[Structured figure records]

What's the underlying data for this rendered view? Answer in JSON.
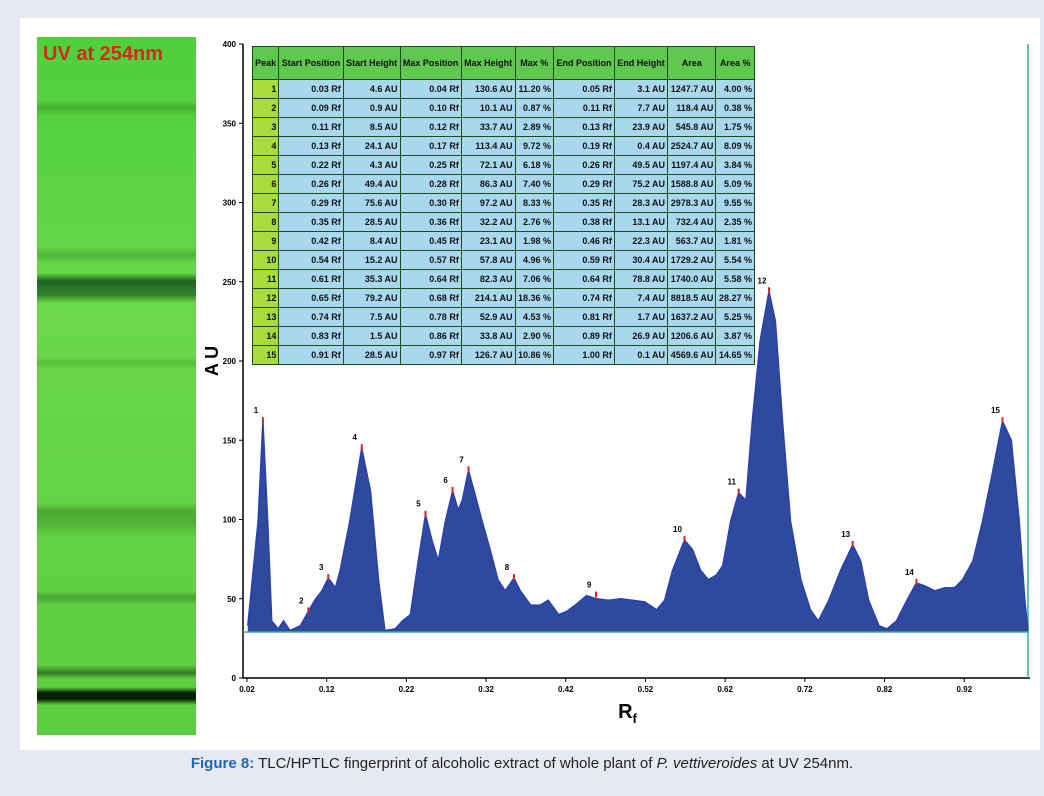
{
  "plate": {
    "label": "UV at 254nm"
  },
  "chart_data": {
    "type": "area",
    "ylabel": "A U",
    "xlabel": "R",
    "xlabel_sub": "f",
    "color": "#2f4a9c",
    "line_color": "#2a3fb0",
    "baseline_color": "#3aa8a0",
    "baseline": 29,
    "xlim": [
      0.015,
      1.0
    ],
    "ylim": [
      0,
      400
    ],
    "xticks": [
      0.02,
      0.12,
      0.22,
      0.32,
      0.42,
      0.52,
      0.62,
      0.72,
      0.82,
      0.92
    ],
    "yticks": [
      0,
      50,
      100,
      150,
      200,
      250,
      300,
      350,
      400
    ],
    "x": [
      0.021,
      0.034,
      0.04,
      0.046,
      0.051,
      0.059,
      0.066,
      0.074,
      0.087,
      0.097,
      0.105,
      0.114,
      0.122,
      0.131,
      0.137,
      0.149,
      0.164,
      0.175,
      0.185,
      0.193,
      0.206,
      0.215,
      0.225,
      0.235,
      0.244,
      0.252,
      0.26,
      0.269,
      0.278,
      0.285,
      0.29,
      0.298,
      0.305,
      0.315,
      0.325,
      0.335,
      0.344,
      0.355,
      0.363,
      0.376,
      0.388,
      0.398,
      0.411,
      0.421,
      0.432,
      0.446,
      0.458,
      0.474,
      0.489,
      0.504,
      0.519,
      0.534,
      0.544,
      0.554,
      0.569,
      0.579,
      0.589,
      0.599,
      0.609,
      0.617,
      0.627,
      0.637,
      0.646,
      0.654,
      0.664,
      0.675,
      0.683,
      0.692,
      0.702,
      0.715,
      0.727,
      0.737,
      0.75,
      0.765,
      0.78,
      0.79,
      0.8,
      0.813,
      0.823,
      0.835,
      0.848,
      0.86,
      0.871,
      0.883,
      0.896,
      0.908,
      0.918,
      0.931,
      0.943,
      0.956,
      0.968,
      0.979,
      0.989,
      0.996,
      1.0
    ],
    "values": [
      33,
      99,
      162,
      99,
      36,
      31,
      36,
      30,
      33,
      42,
      49,
      55,
      63,
      57,
      68,
      99,
      145,
      118,
      62,
      30,
      31,
      36,
      40,
      74,
      103,
      87,
      74,
      99,
      118,
      106,
      112,
      131,
      118,
      99,
      81,
      62,
      55,
      63,
      55,
      46,
      46,
      49,
      40,
      42,
      46,
      52,
      50,
      49,
      50,
      49,
      48,
      43,
      49,
      68,
      87,
      81,
      68,
      62,
      65,
      71,
      99,
      117,
      112,
      162,
      213,
      244,
      225,
      162,
      99,
      62,
      43,
      36,
      49,
      68,
      84,
      74,
      49,
      33,
      31,
      36,
      49,
      60,
      58,
      55,
      57,
      57,
      62,
      74,
      99,
      131,
      162,
      150,
      99,
      49,
      30
    ],
    "peaks": [
      {
        "label": "1",
        "x": 0.04,
        "y": 162
      },
      {
        "label": "2",
        "x": 0.097,
        "y": 42
      },
      {
        "label": "3",
        "x": 0.122,
        "y": 63
      },
      {
        "label": "4",
        "x": 0.164,
        "y": 145
      },
      {
        "label": "5",
        "x": 0.244,
        "y": 103
      },
      {
        "label": "6",
        "x": 0.278,
        "y": 118
      },
      {
        "label": "7",
        "x": 0.298,
        "y": 131
      },
      {
        "label": "8",
        "x": 0.355,
        "y": 63
      },
      {
        "label": "9",
        "x": 0.458,
        "y": 52
      },
      {
        "label": "10",
        "x": 0.569,
        "y": 87
      },
      {
        "label": "11",
        "x": 0.637,
        "y": 117
      },
      {
        "label": "12",
        "x": 0.675,
        "y": 244
      },
      {
        "label": "13",
        "x": 0.78,
        "y": 84
      },
      {
        "label": "14",
        "x": 0.86,
        "y": 60
      },
      {
        "label": "15",
        "x": 0.968,
        "y": 162
      }
    ]
  },
  "table": {
    "header": [
      "Peak",
      "Start Position",
      "Start Height",
      "Max Position",
      "Max Height",
      "Max %",
      "End Position",
      "End Height",
      "Area",
      "Area %"
    ],
    "rows": [
      [
        "1",
        "0.03 Rf",
        "4.6 AU",
        "0.04 Rf",
        "130.6 AU",
        "11.20 %",
        "0.05 Rf",
        "3.1 AU",
        "1247.7 AU",
        "4.00 %"
      ],
      [
        "2",
        "0.09 Rf",
        "0.9 AU",
        "0.10 Rf",
        "10.1 AU",
        "0.87 %",
        "0.11 Rf",
        "7.7 AU",
        "118.4 AU",
        "0.38 %"
      ],
      [
        "3",
        "0.11 Rf",
        "8.5 AU",
        "0.12 Rf",
        "33.7 AU",
        "2.89 %",
        "0.13 Rf",
        "23.9 AU",
        "545.8 AU",
        "1.75 %"
      ],
      [
        "4",
        "0.13 Rf",
        "24.1 AU",
        "0.17 Rf",
        "113.4 AU",
        "9.72 %",
        "0.19 Rf",
        "0.4 AU",
        "2524.7 AU",
        "8.09 %"
      ],
      [
        "5",
        "0.22 Rf",
        "4.3 AU",
        "0.25 Rf",
        "72.1 AU",
        "6.18 %",
        "0.26 Rf",
        "49.5 AU",
        "1197.4 AU",
        "3.84 %"
      ],
      [
        "6",
        "0.26 Rf",
        "49.4 AU",
        "0.28 Rf",
        "86.3 AU",
        "7.40 %",
        "0.29 Rf",
        "75.2 AU",
        "1588.8 AU",
        "5.09 %"
      ],
      [
        "7",
        "0.29 Rf",
        "75.6 AU",
        "0.30 Rf",
        "97.2 AU",
        "8.33 %",
        "0.35 Rf",
        "28.3 AU",
        "2978.3 AU",
        "9.55 %"
      ],
      [
        "8",
        "0.35 Rf",
        "28.5 AU",
        "0.36 Rf",
        "32.2 AU",
        "2.76 %",
        "0.38 Rf",
        "13.1 AU",
        "732.4 AU",
        "2.35 %"
      ],
      [
        "9",
        "0.42 Rf",
        "8.4 AU",
        "0.45 Rf",
        "23.1 AU",
        "1.98 %",
        "0.46 Rf",
        "22.3 AU",
        "563.7 AU",
        "1.81 %"
      ],
      [
        "10",
        "0.54 Rf",
        "15.2 AU",
        "0.57 Rf",
        "57.8 AU",
        "4.96 %",
        "0.59 Rf",
        "30.4 AU",
        "1729.2 AU",
        "5.54 %"
      ],
      [
        "11",
        "0.61 Rf",
        "35.3 AU",
        "0.64 Rf",
        "82.3 AU",
        "7.06 %",
        "0.64 Rf",
        "78.8 AU",
        "1740.0 AU",
        "5.58 %"
      ],
      [
        "12",
        "0.65 Rf",
        "79.2 AU",
        "0.68 Rf",
        "214.1 AU",
        "18.36 %",
        "0.74 Rf",
        "7.4 AU",
        "8818.5 AU",
        "28.27 %"
      ],
      [
        "13",
        "0.74 Rf",
        "7.5 AU",
        "0.78 Rf",
        "52.9 AU",
        "4.53 %",
        "0.81 Rf",
        "1.7 AU",
        "1637.2 AU",
        "5.25 %"
      ],
      [
        "14",
        "0.83 Rf",
        "1.5 AU",
        "0.86 Rf",
        "33.8 AU",
        "2.90 %",
        "0.89 Rf",
        "26.9 AU",
        "1206.6 AU",
        "3.87 %"
      ],
      [
        "15",
        "0.91 Rf",
        "28.5 AU",
        "0.97 Rf",
        "126.7 AU",
        "10.86 %",
        "1.00 Rf",
        "0.1 AU",
        "4569.6 AU",
        "14.65 %"
      ]
    ]
  },
  "caption": {
    "label": "Figure 8:",
    "text_before": "TLC/HPTLC fingerprint of alcoholic extract of whole plant of ",
    "species": "P. vettiveroides",
    "text_after": " at UV 254nm."
  }
}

> Exercise objective
Give only the number of lines in the material above where the string "Position" appears.

> Answer to this task
3